PROBLEM DETAILS: Repeat every line of the material, character for character.

Stored data:
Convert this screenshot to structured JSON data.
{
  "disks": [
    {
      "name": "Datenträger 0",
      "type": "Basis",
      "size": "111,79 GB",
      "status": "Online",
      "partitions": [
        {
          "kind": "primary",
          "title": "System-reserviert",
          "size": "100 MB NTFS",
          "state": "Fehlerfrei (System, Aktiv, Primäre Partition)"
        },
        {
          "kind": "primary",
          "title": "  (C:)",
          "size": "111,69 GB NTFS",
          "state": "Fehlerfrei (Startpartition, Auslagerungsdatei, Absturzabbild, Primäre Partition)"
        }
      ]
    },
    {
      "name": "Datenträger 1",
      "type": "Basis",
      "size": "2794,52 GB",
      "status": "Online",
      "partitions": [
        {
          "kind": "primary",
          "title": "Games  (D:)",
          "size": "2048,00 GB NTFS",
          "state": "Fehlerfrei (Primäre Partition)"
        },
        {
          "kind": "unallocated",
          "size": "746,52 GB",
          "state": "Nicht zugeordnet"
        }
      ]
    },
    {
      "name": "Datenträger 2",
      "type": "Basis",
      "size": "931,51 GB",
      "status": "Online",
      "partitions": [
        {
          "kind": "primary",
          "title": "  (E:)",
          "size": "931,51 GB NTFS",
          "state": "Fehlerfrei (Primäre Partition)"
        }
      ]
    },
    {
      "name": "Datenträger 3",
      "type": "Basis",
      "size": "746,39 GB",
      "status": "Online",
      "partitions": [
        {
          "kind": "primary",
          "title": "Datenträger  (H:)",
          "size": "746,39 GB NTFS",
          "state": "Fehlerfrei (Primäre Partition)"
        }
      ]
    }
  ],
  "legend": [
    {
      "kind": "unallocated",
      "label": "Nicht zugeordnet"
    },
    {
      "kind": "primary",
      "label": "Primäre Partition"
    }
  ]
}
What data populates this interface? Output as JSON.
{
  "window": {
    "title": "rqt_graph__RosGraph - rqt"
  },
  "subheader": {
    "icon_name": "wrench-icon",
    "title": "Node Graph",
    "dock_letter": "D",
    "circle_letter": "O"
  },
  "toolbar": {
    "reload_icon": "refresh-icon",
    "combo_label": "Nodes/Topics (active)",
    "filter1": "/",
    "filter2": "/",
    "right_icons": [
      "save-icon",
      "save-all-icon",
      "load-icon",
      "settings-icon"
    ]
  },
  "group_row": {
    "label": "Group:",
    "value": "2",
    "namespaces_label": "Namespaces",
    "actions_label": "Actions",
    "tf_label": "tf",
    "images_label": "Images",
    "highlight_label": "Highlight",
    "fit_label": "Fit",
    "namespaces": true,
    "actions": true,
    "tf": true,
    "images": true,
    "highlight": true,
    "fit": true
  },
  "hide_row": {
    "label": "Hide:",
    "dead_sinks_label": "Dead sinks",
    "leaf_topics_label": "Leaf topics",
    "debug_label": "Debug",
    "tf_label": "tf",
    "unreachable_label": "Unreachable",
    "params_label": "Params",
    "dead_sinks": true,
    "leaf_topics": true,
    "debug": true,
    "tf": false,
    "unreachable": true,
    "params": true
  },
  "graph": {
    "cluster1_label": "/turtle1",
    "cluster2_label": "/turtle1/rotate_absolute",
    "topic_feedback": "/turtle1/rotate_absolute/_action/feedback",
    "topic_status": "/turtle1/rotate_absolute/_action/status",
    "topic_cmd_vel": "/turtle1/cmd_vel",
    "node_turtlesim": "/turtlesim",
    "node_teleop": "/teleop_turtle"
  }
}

SOLUTION FOR THIS EXERCISE:
Convert this screenshot to structured JSON data.
{
  "disks": [
    {
      "name": "Datenträger 0",
      "type": "Basis",
      "size": "111,79 GB",
      "status": "Online",
      "partitions": [
        {
          "kind": "primary",
          "title": "System-reserviert",
          "size": "100 MB NTFS",
          "state": "Fehlerfrei (System, Aktiv, Primäre Partition)"
        },
        {
          "kind": "primary",
          "title": "  (C:)",
          "size": "111,69 GB NTFS",
          "state": "Fehlerfrei (Startpartition, Auslagerungsdatei, Absturzabbild, Primäre Partition)"
        }
      ]
    },
    {
      "name": "Datenträger 1",
      "type": "Basis",
      "size": "2794,52 GB",
      "status": "Online",
      "partitions": [
        {
          "kind": "primary",
          "title": "Games  (D:)",
          "size": "2048,00 GB NTFS",
          "state": "Fehlerfrei (Primäre Partition)"
        },
        {
          "kind": "unallocated",
          "size": "746,52 GB",
          "state": "Nicht zugeordnet"
        }
      ]
    },
    {
      "name": "Datenträger 2",
      "type": "Basis",
      "size": "931,51 GB",
      "status": "Online",
      "partitions": [
        {
          "kind": "primary",
          "title": "  (E:)",
          "size": "931,51 GB NTFS",
          "state": "Fehlerfrei (Primäre Partition)"
        }
      ]
    },
    {
      "name": "Datenträger 3",
      "type": "Basis",
      "size": "746,39 GB",
      "status": "Online",
      "partitions": [
        {
          "kind": "primary",
          "title": "Datenträger  (H:)",
          "size": "746,39 GB NTFS",
          "state": "Fehlerfrei (Primäre Partition)"
        }
      ]
    }
  ],
  "legend": [
    {
      "kind": "unallocated",
      "label": "Nicht zugeordnet"
    },
    {
      "kind": "primary",
      "label": "Primäre Partition"
    }
  ]
}
What data populates this interface? Output as JSON.
{
  "window": {
    "title": "rqt_graph__RosGraph - rqt"
  },
  "subheader": {
    "icon_name": "wrench-icon",
    "title": "Node Graph",
    "dock_letter": "D",
    "circle_letter": "O"
  },
  "toolbar": {
    "reload_icon": "refresh-icon",
    "combo_label": "Nodes/Topics (active)",
    "filter1": "/",
    "filter2": "/",
    "right_icons": [
      "save-icon",
      "save-all-icon",
      "load-icon",
      "settings-icon"
    ]
  },
  "group_row": {
    "label": "Group:",
    "value": "2",
    "namespaces_label": "Namespaces",
    "actions_label": "Actions",
    "tf_label": "tf",
    "images_label": "Images",
    "highlight_label": "Highlight",
    "fit_label": "Fit",
    "namespaces": true,
    "actions": true,
    "tf": true,
    "images": true,
    "highlight": true,
    "fit": true
  },
  "hide_row": {
    "label": "Hide:",
    "dead_sinks_label": "Dead sinks",
    "leaf_topics_label": "Leaf topics",
    "debug_label": "Debug",
    "tf_label": "tf",
    "unreachable_label": "Unreachable",
    "params_label": "Params",
    "dead_sinks": true,
    "leaf_topics": true,
    "debug": true,
    "tf": false,
    "unreachable": true,
    "params": true
  },
  "graph": {
    "cluster1_label": "/turtle1",
    "cluster2_label": "/turtle1/rotate_absolute",
    "topic_feedback": "/turtle1/rotate_absolute/_action/feedback",
    "topic_status": "/turtle1/rotate_absolute/_action/status",
    "topic_cmd_vel": "/turtle1/cmd_vel",
    "node_turtlesim": "/turtlesim",
    "node_teleop": "/teleop_turtle"
  }
}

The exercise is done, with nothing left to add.